> Challenge: Output the lines below as a JSON list of strings, one string per line, skipping blank lines and leaving out the pictures.
# START OF Excerpted records
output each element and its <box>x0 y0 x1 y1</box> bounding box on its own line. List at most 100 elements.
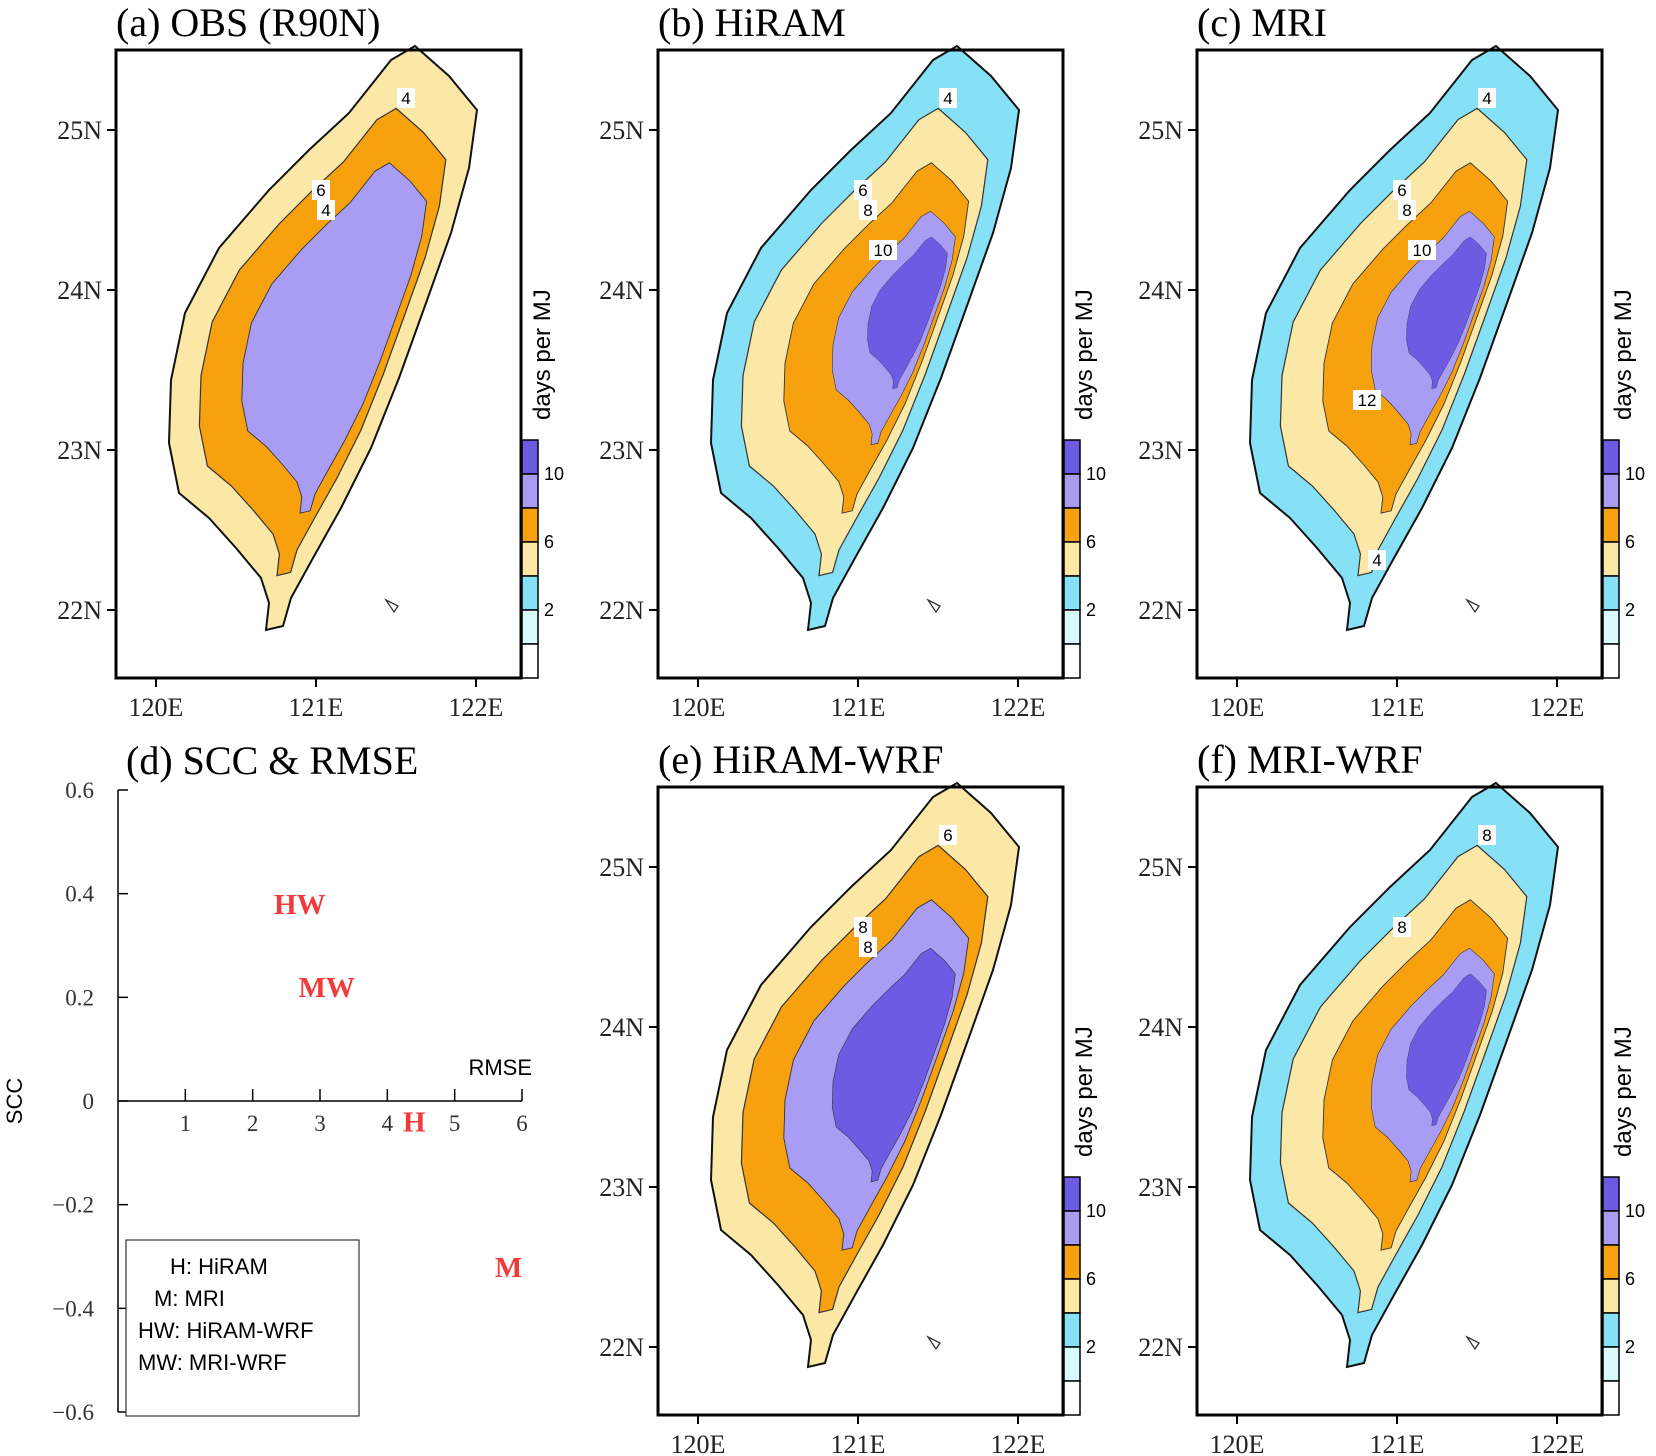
coastline <box>1248 781 1560 1369</box>
x-tick-label: 6 <box>516 1111 528 1136</box>
contour-label: 6 <box>316 181 325 200</box>
colorbar-tick: 2 <box>1625 1337 1635 1357</box>
colorbar-tick: 6 <box>1625 1269 1635 1289</box>
map-frame <box>656 785 1065 1417</box>
lon-tick-label: 122E <box>449 693 504 722</box>
contour-label: 4 <box>1372 551 1381 570</box>
y-tick-label: −0.2 <box>52 1193 94 1218</box>
contour-label: 8 <box>1402 201 1411 220</box>
x-tick-label: 1 <box>180 1111 192 1136</box>
contour-label: 4 <box>401 89 410 108</box>
map-panel-f: 8 8 25N 24N 23N 22N 120E 121E 122E (f) MRI-WRF 10 6… <box>1138 737 1645 1456</box>
lon-tick-label: 122E <box>991 693 1046 722</box>
lat-tick-label: 24N <box>1138 1013 1183 1042</box>
contour-fill-c10p <box>1406 236 1487 389</box>
lat-tick-label: 24N <box>1138 276 1183 305</box>
contour-label: 8 <box>1482 826 1491 845</box>
coastline <box>709 44 1021 632</box>
lat-tick-label: 25N <box>1138 116 1183 145</box>
contour-label: 10 <box>1413 241 1432 260</box>
contour-label: 4 <box>1482 89 1491 108</box>
map-frame <box>114 48 523 680</box>
colorbar-tick: 2 <box>1086 1337 1096 1357</box>
legend-entry: H: HiRAM <box>170 1254 268 1279</box>
lon-tick-label: 120E <box>129 693 184 722</box>
x-tick-label: 2 <box>247 1111 259 1136</box>
colorbar-tick: 10 <box>1625 1201 1645 1221</box>
lat-tick-label: 22N <box>599 1333 644 1362</box>
scatter-point: HW <box>274 889 326 921</box>
lat-tick-label: 23N <box>1138 1173 1183 1202</box>
contour-fill-c10p <box>867 236 948 389</box>
x-tick-label: 4 <box>382 1111 394 1136</box>
y-axis-label: SCC <box>2 1078 27 1125</box>
map-title: (f) MRI-WRF <box>1197 737 1423 782</box>
contour-fill-c10p <box>1406 973 1487 1126</box>
lon-tick-label: 122E <box>1530 693 1585 722</box>
contour-label: 8 <box>863 201 872 220</box>
y-tick-label: 0.4 <box>65 882 94 907</box>
scatter-panel: (d) SCC & RMSE 0.6 0.4 0.2 0 −0.2 −0.4 −0.6 1 2 3 4… <box>2 738 532 1425</box>
coastline <box>167 44 479 632</box>
lat-tick-label: 25N <box>599 853 644 882</box>
colorbar: 10 6 2 days per MJ <box>1602 1026 1645 1416</box>
scatter-point: M <box>495 1252 522 1284</box>
coastline <box>1248 44 1560 632</box>
colorbar-tick: 2 <box>544 600 554 620</box>
colorbar-label: days per MJ <box>1071 289 1098 420</box>
colorbar-tick: 2 <box>1625 600 1635 620</box>
colorbar-tick: 6 <box>1625 532 1635 552</box>
map-frame <box>656 48 1065 680</box>
lat-tick-label: 24N <box>599 276 644 305</box>
contour-label: 10 <box>874 241 893 260</box>
colorbar: 10 6 2 days per MJ <box>521 289 564 679</box>
y-tick-label: −0.4 <box>52 1296 94 1321</box>
lon-tick-label: 120E <box>671 693 726 722</box>
map-panel-e: 6 88 25N 24N 23N 22N 120E 121E 122E (e) HiRAM-WRF… <box>599 737 1106 1456</box>
lat-tick-label: 24N <box>57 276 102 305</box>
contour-label: 6 <box>1397 181 1406 200</box>
legend-entry: M: MRI <box>154 1286 225 1311</box>
map-title: (c) MRI <box>1197 0 1327 45</box>
lat-tick-label: 25N <box>599 116 644 145</box>
island-fill <box>169 50 477 630</box>
legend-entry: MW: MRI-WRF <box>138 1350 287 1375</box>
contour-label: 6 <box>858 181 867 200</box>
colorbar-label: days per MJ <box>1610 289 1637 420</box>
lon-tick-label: 121E <box>1370 1430 1425 1456</box>
map-title: (b) HiRAM <box>658 0 846 45</box>
lat-tick-label: 22N <box>1138 1333 1183 1362</box>
lat-tick-label: 22N <box>57 596 102 625</box>
colorbar-label: days per MJ <box>1610 1026 1637 1157</box>
lat-tick-label: 23N <box>57 436 102 465</box>
lat-tick-label: 22N <box>599 596 644 625</box>
scatter-point: H <box>403 1107 426 1139</box>
colorbar: 10 6 2 days per MJ <box>1602 289 1645 679</box>
contour-label: 6 <box>943 826 952 845</box>
chart-title: (d) SCC & RMSE <box>126 738 418 783</box>
contour-label: 12 <box>1358 391 1377 410</box>
lat-tick-label: 23N <box>599 1173 644 1202</box>
map-frame <box>1195 785 1604 1417</box>
colorbar-tick: 10 <box>544 464 564 484</box>
lon-tick-label: 121E <box>1370 693 1425 722</box>
contour-label: 8 <box>858 918 867 937</box>
island-fill <box>711 787 1019 1367</box>
contour-fill-c10p <box>831 947 956 1183</box>
colorbar-tick: 6 <box>1086 532 1096 552</box>
lon-tick-label: 121E <box>831 693 886 722</box>
island-fill <box>711 50 1019 630</box>
scatter-point: MW <box>299 972 355 1004</box>
colorbar-tick: 10 <box>1086 464 1106 484</box>
lon-tick-label: 120E <box>1210 1430 1265 1456</box>
map-title: (e) HiRAM-WRF <box>658 737 944 782</box>
colorbar-tick: 6 <box>544 532 554 552</box>
y-tick-label: 0 <box>83 1089 95 1114</box>
y-tick-label: −0.6 <box>52 1400 94 1425</box>
y-tick-label: 0.6 <box>65 778 94 803</box>
contour-label: 8 <box>863 938 872 957</box>
colorbar-tick: 2 <box>1086 600 1096 620</box>
x-axis-label: RMSE <box>468 1055 532 1080</box>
# END OF Excerpted records
> Answer to this exercise:
[
  "output each element and its <box>x0 y0 x1 y1</box> bounding box on its own line. List at most 100 elements.",
  "coastline <box>1248 781 1560 1369</box>",
  "x-tick-label: 6 <box>516 1111 528 1136</box>",
  "contour-label: 6 <box>316 181 325 200</box>",
  "colorbar-tick: 2 <box>1625 1337 1635 1357</box>",
  "colorbar-tick: 6 <box>1625 1269 1635 1289</box>",
  "map-frame <box>656 785 1065 1417</box>",
  "lon-tick-label: 122E <box>449 693 504 722</box>",
  "contour-label: 4 <box>1372 551 1381 570</box>",
  "y-tick-label: −0.2 <box>52 1193 94 1218</box>",
  "contour-label: 8 <box>1402 201 1411 220</box>",
  "x-tick-label: 1 <box>180 1111 192 1136</box>",
  "contour-label: 4 <box>401 89 410 108</box>",
  "map-panel-f: 8 8 25N 24N 23N 22N 120E 121E 122E (f) MRI-WRF 10 6… <box>1138 737 1645 1456</box>",
  "lon-tick-label: 122E <box>991 693 1046 722</box>",
  "lat-tick-label: 24N <box>1138 1013 1183 1042</box>",
  "contour-fill-c10p <box>1406 236 1487 389</box>",
  "lat-tick-label: 24N <box>1138 276 1183 305</box>",
  "contour-label: 8 <box>1482 826 1491 845</box>",
  "coastline <box>709 44 1021 632</box>",
  "lat-tick-label: 25N <box>1138 116 1183 145</box>",
  "contour-label: 10 <box>1413 241 1432 260</box>",
  "contour-label: 4 <box>1482 89 1491 108</box>",
  "map-frame <box>114 48 523 680</box>",
  "colorbar-tick: 2 <box>1086 1337 1096 1357</box>",
  "legend-entry: H: HiRAM <box>170 1254 268 1279</box>",
  "lon-tick-label: 120E <box>129 693 184 722</box>",
  "x-tick-label: 2 <box>247 1111 259 1136</box>",
  "colorbar-tick: 10 <box>1625 1201 1645 1221</box>",
  "lat-tick-label: 22N <box>599 1333 644 1362</box>",
  "scatter-point: HW <box>274 889 326 921</box>",
  "lat-tick-label: 23N <box>1138 1173 1183 1202</box>",
  "contour-fill-c10p <box>867 236 948 389</box>",
  "x-tick-label: 4 <box>382 1111 394 1136</box>",
  "y-axis-label: SCC <box>2 1078 27 1125</box>",
  "map-title: (f) MRI-WRF <box>1197 737 1423 782</box>",
  "contour-fill-c10p <box>1406 973 1487 1126</box>",
  "lon-tick-label: 122E <box>1530 693 1585 722</box>",
  "contour-label: 8 <box>863 201 872 220</box>",
  "y-tick-label: 0.4 <box>65 882 94 907</box>",
  "scatter-panel: (d) SCC & RMSE 0.6 0.4 0.2 0 −0.2 −0.4 −0.6 1 2 3 4… <box>2 738 532 1425</box>",
  "coastline <box>167 44 479 632</box>",
  "lat-tick-label: 25N <box>599 853 644 882</box>",
  "colorbar: 10 6 2 days per MJ <box>1602 1026 1645 1416</box>",
  "scatter-point: M <box>495 1252 522 1284</box>",
  "coastline <box>1248 44 1560 632</box>",
  "colorbar-tick: 2 <box>544 600 554 620</box>",
  "colorbar-label: days per MJ <box>1071 289 1098 420</box>",
  "colorbar-tick: 2 <box>1625 600 1635 620</box>",
  "colorbar-tick: 6 <box>1625 532 1635 552</box>",
  "map-frame <box>656 48 1065 680</box>",
  "lat-tick-label: 24N <box>599 276 644 305</box>",
  "contour-label: 10 <box>874 241 893 260</box>",
  "colorbar: 10 6 2 days per MJ <box>521 289 564 679</box>",
  "y-tick-label: −0.4 <box>52 1296 94 1321</box>",
  "lon-tick-label: 120E <box>671 693 726 722</box>",
  "map-panel-e: 6 88 25N 24N 23N 22N 120E 121E 122E (e) HiRAM-WRF… <box>599 737 1106 1456</box>",
  "lat-tick-label: 24N <box>57 276 102 305</box>",
  "contour-label: 6 <box>1397 181 1406 200</box>",
  "legend-entry: M: MRI <box>154 1286 225 1311</box>",
  "map-title: (c) MRI <box>1197 0 1327 45</box>",
  "lat-tick-label: 25N <box>599 116 644 145</box>",
  "island-fill <box>169 50 477 630</box>",
  "legend-entry: MW: MRI-WRF <box>138 1350 287 1375</box>",
  "contour-label: 6 <box>858 181 867 200</box>",
  "colorbar-label: days per MJ <box>1610 289 1637 420</box>",
  "lon-tick-label: 121E <box>1370 1430 1425 1456</box>",
  "map-title: (b) HiRAM <box>658 0 846 45</box>",
  "lat-tick-label: 22N <box>1138 1333 1183 1362</box>",
  "lat-tick-label: 22N <box>57 596 102 625</box>",
  "colorbar-label: days per MJ <box>1610 1026 1637 1157</box>",
  "lat-tick-label: 23N <box>57 436 102 465</box>",
  "lat-tick-label: 22N <box>599 596 644 625</box>",
  "scatter-point: H <box>403 1107 426 1139</box>",
  "colorbar: 10 6 2 days per MJ <box>1602 289 1645 679</box>",
  "contour-label: 6 <box>943 826 952 845</box>",
  "chart-title: (d) SCC & RMSE <box>126 738 418 783</box>",
  "contour-label: 12 <box>1358 391 1377 410</box>",
  "lat-tick-label: 23N <box>599 1173 644 1202</box>",
  "map-frame <box>1195 785 1604 1417</box>",
  "colorbar-tick: 10 <box>544 464 564 484</box>",
  "lon-tick-label: 121E <box>1370 693 1425 722</box>",
  "contour-label: 8 <box>858 918 867 937</box>",
  "island-fill <box>711 787 1019 1367</box>",
  "contour-fill-c10p <box>831 947 956 1183</box>",
  "colorbar-tick: 6 <box>1086 532 1096 552</box>",
  "lon-tick-label: 121E <box>831 693 886 722</box>",
  "island-fill <box>711 50 1019 630</box>",
  "scatter-point: MW <box>299 972 355 1004</box>",
  "colorbar-tick: 10 <box>1086 464 1106 484</box>",
  "lon-tick-label: 120E <box>1210 1430 1265 1456</box>",
  "map-title: (e) HiRAM-WRF <box>658 737 944 782</box>",
  "colorbar-tick: 6 <box>544 532 554 552</box>",
  "y-tick-label: 0 <box>83 1089 95 1114</box>",
  "y-tick-label: −0.6 <box>52 1400 94 1425</box>",
  "y-tick-label: 0.6 <box>65 778 94 803</box>",
  "contour-label: 8 <box>863 938 872 957</box>",
  "colorbar-tick: 2 <box>1086 600 1096 620</box>",
  "x-axis-label: RMSE <box>468 1055 532 1080</box>"
]